Written problem = Every line of the material that follows must be printed again exactly.

Stored data =
● ● ●

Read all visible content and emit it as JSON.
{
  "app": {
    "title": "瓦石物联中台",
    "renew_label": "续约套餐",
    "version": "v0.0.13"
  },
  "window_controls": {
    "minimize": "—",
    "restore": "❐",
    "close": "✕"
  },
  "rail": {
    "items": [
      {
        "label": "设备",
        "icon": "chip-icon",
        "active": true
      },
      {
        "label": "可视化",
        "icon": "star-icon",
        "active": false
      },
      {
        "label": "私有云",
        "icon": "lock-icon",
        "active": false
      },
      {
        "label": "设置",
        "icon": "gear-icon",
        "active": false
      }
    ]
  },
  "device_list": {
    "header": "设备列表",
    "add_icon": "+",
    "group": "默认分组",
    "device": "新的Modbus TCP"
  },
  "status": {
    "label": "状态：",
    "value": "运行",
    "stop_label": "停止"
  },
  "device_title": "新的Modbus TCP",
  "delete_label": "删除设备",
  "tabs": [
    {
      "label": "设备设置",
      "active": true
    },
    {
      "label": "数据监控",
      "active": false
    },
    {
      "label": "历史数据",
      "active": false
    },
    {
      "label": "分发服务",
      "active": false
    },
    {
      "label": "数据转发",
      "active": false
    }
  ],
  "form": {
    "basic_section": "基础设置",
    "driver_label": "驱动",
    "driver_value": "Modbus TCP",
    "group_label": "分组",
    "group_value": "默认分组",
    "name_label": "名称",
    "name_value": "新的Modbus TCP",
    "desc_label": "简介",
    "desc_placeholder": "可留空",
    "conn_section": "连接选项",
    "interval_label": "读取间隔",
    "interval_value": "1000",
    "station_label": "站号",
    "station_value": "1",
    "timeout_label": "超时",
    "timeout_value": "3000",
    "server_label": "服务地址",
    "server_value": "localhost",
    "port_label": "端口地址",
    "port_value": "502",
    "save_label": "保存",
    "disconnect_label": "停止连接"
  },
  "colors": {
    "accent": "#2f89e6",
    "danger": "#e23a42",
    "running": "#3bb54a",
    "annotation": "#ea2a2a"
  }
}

● ● ●

Exercise answer =
Read all visible content and emit it as JSON.
{
  "app": {
    "title": "瓦石物联中台",
    "renew_label": "续约套餐",
    "version": "v0.0.13"
  },
  "window_controls": {
    "minimize": "—",
    "restore": "❐",
    "close": "✕"
  },
  "rail": {
    "items": [
      {
        "label": "设备",
        "icon": "chip-icon",
        "active": true
      },
      {
        "label": "可视化",
        "icon": "star-icon",
        "active": false
      },
      {
        "label": "私有云",
        "icon": "lock-icon",
        "active": false
      },
      {
        "label": "设置",
        "icon": "gear-icon",
        "active": false
      }
    ]
  },
  "device_list": {
    "header": "设备列表",
    "add_icon": "+",
    "group": "默认分组",
    "device": "新的Modbus TCP"
  },
  "status": {
    "label": "状态：",
    "value": "运行",
    "stop_label": "停止"
  },
  "device_title": "新的Modbus TCP",
  "delete_label": "删除设备",
  "tabs": [
    {
      "label": "设备设置",
      "active": true
    },
    {
      "label": "数据监控",
      "active": false
    },
    {
      "label": "历史数据",
      "active": false
    },
    {
      "label": "分发服务",
      "active": false
    },
    {
      "label": "数据转发",
      "active": false
    }
  ],
  "form": {
    "basic_section": "基础设置",
    "driver_label": "驱动",
    "driver_value": "Modbus TCP",
    "group_label": "分组",
    "group_value": "默认分组",
    "name_label": "名称",
    "name_value": "新的Modbus TCP",
    "desc_label": "简介",
    "desc_placeholder": "可留空",
    "conn_section": "连接选项",
    "interval_label": "读取间隔",
    "interval_value": "1000",
    "station_label": "站号",
    "station_value": "1",
    "timeout_label": "超时",
    "timeout_value": "3000",
    "server_label": "服务地址",
    "server_value": "localhost",
    "port_label": "端口地址",
    "port_value": "502",
    "save_label": "保存",
    "disconnect_label": "停止连接"
  },
  "colors": {
    "accent": "#2f89e6",
    "danger": "#e23a42",
    "running": "#3bb54a",
    "annotation": "#ea2a2a"
  }
}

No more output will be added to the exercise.